## [Exercise brief]
Begin with the line that contains "OCR this image." and transcribe each line after it, up to and including the last line of the listing below.
* start Excerpted records *
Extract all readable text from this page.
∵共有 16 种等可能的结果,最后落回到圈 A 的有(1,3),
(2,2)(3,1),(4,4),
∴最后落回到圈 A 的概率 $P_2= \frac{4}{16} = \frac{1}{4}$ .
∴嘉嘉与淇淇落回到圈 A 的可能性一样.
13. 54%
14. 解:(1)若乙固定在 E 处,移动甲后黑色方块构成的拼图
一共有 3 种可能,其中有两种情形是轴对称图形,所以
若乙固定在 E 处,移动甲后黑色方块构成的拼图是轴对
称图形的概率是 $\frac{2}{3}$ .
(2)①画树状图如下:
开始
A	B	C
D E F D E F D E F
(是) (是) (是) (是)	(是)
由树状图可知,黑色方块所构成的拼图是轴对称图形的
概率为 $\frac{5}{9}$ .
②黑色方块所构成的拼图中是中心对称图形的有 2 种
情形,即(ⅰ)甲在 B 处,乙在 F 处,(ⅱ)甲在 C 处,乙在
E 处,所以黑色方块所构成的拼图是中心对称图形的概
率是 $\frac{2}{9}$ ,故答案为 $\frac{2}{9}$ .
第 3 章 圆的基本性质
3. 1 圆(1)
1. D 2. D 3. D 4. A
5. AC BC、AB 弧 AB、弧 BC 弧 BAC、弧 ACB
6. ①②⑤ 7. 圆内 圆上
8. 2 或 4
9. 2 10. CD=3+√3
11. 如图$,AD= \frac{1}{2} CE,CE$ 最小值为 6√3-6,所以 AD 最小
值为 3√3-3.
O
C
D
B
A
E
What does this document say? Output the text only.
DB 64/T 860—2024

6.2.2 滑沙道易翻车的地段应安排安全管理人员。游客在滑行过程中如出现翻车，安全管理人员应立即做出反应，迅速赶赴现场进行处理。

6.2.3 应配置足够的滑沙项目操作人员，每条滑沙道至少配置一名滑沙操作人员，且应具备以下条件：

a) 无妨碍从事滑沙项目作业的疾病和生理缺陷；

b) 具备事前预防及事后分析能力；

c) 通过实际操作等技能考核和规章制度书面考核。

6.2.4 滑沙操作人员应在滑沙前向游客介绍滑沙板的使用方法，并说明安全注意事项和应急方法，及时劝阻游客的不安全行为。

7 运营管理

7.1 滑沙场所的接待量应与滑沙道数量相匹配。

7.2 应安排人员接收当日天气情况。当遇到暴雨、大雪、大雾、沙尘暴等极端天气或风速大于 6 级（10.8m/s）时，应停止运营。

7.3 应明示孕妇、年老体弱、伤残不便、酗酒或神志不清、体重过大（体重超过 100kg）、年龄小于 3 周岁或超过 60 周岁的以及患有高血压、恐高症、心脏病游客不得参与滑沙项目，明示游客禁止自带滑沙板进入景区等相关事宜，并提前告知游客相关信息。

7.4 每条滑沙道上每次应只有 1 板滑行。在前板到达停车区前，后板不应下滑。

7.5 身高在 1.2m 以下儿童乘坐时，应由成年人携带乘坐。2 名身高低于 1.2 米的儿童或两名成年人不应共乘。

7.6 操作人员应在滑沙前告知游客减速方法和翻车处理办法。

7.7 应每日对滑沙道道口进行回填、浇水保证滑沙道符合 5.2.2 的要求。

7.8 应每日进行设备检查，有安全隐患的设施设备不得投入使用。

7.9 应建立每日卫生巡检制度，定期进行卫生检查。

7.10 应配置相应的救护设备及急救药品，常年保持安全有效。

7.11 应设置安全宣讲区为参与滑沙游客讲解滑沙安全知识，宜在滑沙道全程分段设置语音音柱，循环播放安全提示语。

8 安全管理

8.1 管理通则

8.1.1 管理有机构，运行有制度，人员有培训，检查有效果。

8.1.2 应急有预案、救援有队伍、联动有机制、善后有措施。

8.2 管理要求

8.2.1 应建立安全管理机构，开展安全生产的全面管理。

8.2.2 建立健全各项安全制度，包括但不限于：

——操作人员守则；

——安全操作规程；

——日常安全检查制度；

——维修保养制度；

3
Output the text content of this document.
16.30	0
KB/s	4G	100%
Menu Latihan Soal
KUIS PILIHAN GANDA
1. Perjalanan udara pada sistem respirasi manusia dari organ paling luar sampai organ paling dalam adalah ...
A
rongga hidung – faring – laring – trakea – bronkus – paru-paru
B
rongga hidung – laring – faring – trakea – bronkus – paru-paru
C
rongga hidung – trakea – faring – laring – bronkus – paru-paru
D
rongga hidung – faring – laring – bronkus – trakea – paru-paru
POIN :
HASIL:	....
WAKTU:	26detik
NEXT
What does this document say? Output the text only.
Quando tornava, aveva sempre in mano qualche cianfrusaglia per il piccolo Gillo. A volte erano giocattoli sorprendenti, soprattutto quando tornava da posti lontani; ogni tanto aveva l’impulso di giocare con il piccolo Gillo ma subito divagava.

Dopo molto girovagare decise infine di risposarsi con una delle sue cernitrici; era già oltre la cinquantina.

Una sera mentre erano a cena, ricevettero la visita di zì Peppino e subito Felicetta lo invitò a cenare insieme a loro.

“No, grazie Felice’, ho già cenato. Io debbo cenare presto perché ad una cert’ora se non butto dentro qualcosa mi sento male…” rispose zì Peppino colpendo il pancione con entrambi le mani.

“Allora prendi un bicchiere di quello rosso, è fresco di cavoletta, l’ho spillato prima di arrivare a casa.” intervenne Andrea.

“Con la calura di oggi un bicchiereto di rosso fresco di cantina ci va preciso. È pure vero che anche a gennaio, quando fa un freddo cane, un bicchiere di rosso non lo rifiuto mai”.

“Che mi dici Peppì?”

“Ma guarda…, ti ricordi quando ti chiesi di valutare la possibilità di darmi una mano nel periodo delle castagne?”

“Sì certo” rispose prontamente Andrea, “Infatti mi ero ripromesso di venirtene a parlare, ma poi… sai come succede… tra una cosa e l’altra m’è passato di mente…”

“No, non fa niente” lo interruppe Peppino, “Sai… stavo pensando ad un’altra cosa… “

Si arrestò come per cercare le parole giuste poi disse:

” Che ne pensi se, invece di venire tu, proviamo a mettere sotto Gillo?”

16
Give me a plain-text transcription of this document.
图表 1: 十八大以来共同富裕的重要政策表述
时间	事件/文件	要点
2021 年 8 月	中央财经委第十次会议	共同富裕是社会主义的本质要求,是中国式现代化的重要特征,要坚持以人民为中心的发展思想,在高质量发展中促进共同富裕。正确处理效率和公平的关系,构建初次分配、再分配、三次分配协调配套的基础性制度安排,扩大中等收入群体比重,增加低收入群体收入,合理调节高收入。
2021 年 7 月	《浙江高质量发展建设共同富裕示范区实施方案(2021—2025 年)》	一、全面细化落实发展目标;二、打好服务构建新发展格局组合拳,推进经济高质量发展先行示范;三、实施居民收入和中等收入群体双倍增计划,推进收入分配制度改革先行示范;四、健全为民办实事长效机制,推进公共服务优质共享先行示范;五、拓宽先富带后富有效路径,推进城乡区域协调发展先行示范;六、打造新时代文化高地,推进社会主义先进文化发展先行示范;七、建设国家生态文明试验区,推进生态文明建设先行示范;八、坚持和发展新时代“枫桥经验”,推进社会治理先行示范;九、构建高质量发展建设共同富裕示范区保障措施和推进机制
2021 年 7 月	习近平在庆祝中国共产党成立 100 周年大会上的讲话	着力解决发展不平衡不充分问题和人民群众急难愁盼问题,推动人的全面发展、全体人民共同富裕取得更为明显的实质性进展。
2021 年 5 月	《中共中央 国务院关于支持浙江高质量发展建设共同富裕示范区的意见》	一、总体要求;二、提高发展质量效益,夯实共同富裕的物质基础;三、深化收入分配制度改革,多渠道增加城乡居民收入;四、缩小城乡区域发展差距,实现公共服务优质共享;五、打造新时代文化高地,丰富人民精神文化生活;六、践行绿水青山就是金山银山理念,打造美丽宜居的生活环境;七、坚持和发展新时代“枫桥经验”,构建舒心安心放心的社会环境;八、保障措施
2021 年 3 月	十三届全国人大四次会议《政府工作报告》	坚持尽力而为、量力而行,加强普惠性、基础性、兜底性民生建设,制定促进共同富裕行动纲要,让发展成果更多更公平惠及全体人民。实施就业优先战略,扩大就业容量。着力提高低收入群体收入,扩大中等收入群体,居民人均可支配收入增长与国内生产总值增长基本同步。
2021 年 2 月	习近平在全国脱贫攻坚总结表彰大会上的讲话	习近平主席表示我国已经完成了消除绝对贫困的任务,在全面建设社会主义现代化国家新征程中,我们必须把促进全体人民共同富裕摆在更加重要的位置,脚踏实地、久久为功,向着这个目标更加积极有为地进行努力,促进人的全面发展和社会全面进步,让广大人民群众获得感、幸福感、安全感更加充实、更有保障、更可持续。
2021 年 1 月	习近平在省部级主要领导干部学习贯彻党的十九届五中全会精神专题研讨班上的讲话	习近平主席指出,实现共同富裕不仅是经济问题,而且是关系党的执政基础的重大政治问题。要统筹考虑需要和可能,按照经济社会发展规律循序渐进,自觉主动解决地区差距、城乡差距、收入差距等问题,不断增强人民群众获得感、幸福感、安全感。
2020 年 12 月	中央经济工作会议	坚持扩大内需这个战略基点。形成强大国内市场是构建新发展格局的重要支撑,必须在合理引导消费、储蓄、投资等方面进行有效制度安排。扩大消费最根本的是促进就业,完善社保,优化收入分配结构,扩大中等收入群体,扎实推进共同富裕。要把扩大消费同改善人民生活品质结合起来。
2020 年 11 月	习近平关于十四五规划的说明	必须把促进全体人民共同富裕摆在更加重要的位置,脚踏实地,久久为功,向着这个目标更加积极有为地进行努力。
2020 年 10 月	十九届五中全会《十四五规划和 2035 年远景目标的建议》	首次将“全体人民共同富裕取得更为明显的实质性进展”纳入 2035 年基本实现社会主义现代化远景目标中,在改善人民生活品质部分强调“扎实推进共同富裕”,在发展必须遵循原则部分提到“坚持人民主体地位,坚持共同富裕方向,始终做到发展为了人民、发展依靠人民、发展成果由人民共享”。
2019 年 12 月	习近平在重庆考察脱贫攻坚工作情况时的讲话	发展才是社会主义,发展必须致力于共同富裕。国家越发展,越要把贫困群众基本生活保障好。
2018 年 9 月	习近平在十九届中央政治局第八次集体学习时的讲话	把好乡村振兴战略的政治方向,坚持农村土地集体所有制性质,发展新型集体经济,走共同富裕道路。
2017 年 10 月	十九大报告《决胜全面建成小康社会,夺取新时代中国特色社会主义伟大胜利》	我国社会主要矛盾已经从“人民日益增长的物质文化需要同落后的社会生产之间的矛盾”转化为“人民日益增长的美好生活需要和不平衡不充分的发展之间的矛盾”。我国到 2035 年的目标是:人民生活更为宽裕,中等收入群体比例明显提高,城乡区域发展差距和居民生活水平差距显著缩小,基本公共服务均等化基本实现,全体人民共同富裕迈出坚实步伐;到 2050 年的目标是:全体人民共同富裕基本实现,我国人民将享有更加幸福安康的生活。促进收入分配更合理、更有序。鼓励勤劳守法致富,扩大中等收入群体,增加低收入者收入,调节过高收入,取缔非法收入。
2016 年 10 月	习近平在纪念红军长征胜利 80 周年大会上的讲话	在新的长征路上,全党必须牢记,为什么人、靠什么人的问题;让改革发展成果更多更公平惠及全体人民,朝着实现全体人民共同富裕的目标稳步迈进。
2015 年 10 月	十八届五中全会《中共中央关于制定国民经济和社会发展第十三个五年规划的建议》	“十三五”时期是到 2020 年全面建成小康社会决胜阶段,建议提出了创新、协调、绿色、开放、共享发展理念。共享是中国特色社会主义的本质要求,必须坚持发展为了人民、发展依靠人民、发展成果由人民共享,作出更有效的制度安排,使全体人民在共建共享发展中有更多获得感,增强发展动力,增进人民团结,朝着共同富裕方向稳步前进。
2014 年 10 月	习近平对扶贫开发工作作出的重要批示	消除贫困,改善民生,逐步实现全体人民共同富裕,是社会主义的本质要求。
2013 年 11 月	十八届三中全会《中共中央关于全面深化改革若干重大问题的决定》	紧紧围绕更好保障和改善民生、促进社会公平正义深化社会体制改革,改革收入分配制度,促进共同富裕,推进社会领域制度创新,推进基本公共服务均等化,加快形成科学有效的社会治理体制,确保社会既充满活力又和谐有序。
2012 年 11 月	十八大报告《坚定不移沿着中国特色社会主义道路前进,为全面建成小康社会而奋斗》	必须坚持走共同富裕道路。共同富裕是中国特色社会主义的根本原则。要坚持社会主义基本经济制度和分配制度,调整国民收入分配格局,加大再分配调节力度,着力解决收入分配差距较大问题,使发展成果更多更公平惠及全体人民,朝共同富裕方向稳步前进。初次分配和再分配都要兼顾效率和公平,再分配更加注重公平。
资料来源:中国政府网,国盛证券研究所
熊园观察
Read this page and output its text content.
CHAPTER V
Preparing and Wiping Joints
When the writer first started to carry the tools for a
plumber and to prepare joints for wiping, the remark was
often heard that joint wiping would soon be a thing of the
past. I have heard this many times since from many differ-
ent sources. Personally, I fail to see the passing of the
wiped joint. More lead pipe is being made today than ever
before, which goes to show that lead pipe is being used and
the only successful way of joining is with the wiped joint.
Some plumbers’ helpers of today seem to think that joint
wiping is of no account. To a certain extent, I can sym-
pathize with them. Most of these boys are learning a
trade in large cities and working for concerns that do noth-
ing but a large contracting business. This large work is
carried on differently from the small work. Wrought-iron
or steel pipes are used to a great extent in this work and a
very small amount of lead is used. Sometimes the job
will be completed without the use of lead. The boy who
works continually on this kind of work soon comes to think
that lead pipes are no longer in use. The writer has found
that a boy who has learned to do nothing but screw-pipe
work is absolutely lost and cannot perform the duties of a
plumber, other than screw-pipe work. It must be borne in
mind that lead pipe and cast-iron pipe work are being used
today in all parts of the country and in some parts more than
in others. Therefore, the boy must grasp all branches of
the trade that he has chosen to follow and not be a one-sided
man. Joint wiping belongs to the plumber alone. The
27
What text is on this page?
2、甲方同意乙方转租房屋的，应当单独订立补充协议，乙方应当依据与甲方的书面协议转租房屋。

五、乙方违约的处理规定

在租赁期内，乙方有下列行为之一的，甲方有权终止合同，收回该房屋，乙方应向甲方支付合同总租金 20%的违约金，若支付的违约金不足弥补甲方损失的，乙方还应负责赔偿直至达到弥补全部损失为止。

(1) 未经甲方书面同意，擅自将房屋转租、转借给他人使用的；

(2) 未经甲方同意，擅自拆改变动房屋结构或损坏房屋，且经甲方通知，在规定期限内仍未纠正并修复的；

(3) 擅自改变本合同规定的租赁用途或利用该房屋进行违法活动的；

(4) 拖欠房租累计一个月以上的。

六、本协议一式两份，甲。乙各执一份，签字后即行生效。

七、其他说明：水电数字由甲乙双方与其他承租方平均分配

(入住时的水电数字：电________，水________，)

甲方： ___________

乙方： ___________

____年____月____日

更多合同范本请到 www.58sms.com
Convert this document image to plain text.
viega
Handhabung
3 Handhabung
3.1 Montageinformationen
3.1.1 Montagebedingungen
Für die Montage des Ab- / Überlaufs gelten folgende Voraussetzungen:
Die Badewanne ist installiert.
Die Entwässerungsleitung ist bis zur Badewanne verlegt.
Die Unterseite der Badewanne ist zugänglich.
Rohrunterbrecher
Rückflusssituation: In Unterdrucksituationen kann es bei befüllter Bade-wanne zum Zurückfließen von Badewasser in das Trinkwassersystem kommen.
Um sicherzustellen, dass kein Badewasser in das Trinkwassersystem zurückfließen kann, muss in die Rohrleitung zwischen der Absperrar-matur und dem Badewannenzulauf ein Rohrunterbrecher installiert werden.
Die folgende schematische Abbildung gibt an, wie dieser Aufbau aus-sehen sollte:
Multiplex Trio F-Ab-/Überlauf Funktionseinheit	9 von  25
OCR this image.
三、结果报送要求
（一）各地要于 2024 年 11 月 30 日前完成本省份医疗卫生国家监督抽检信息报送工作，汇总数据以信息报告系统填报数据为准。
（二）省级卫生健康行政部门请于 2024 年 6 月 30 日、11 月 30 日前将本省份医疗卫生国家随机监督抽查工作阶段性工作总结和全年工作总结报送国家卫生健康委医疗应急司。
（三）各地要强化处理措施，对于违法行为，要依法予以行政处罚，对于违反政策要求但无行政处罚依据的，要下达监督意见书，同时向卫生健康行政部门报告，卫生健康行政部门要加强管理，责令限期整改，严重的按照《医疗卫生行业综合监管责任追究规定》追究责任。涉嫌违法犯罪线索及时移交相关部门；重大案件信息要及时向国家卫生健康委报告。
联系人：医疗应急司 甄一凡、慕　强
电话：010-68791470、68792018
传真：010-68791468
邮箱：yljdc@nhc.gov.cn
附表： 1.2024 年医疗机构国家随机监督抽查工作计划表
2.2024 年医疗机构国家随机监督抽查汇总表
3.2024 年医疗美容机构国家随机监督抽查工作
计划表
* end Excerpted records *
## [Task answer]
OCR this image.
三、结果报送要求
（一）各地要于 2024 年 11 月 30 日前完成本省份医疗卫生国家监督抽检信息报送工作，汇总数据以信息报告系统填报数据为准。
（二）省级卫生健康行政部门请于 2024 年 6 月 30 日、11 月 30 日前将本省份医疗卫生国家随机监督抽查工作阶段性工作总结和全年工作总结报送国家卫生健康委医疗应急司。
（三）各地要强化处理措施，对于违法行为，要依法予以行政处罚，对于违反政策要求但无行政处罚依据的，要下达监督意见书，同时向卫生健康行政部门报告，卫生健康行政部门要加强管理，责令限期整改，严重的按照《医疗卫生行业综合监管责任追究规定》追究责任。涉嫌违法犯罪线索及时移交相关部门；重大案件信息要及时向国家卫生健康委报告。
联系人：医疗应急司 甄一凡、慕　强
电话：010-68791470、68792018
传真：010-68791468
邮箱：yljdc@nhc.gov.cn
附表： 1.2024 年医疗机构国家随机监督抽查工作计划表
2.2024 年医疗机构国家随机监督抽查汇总表
3.2024 年医疗美容机构国家随机监督抽查工作
计划表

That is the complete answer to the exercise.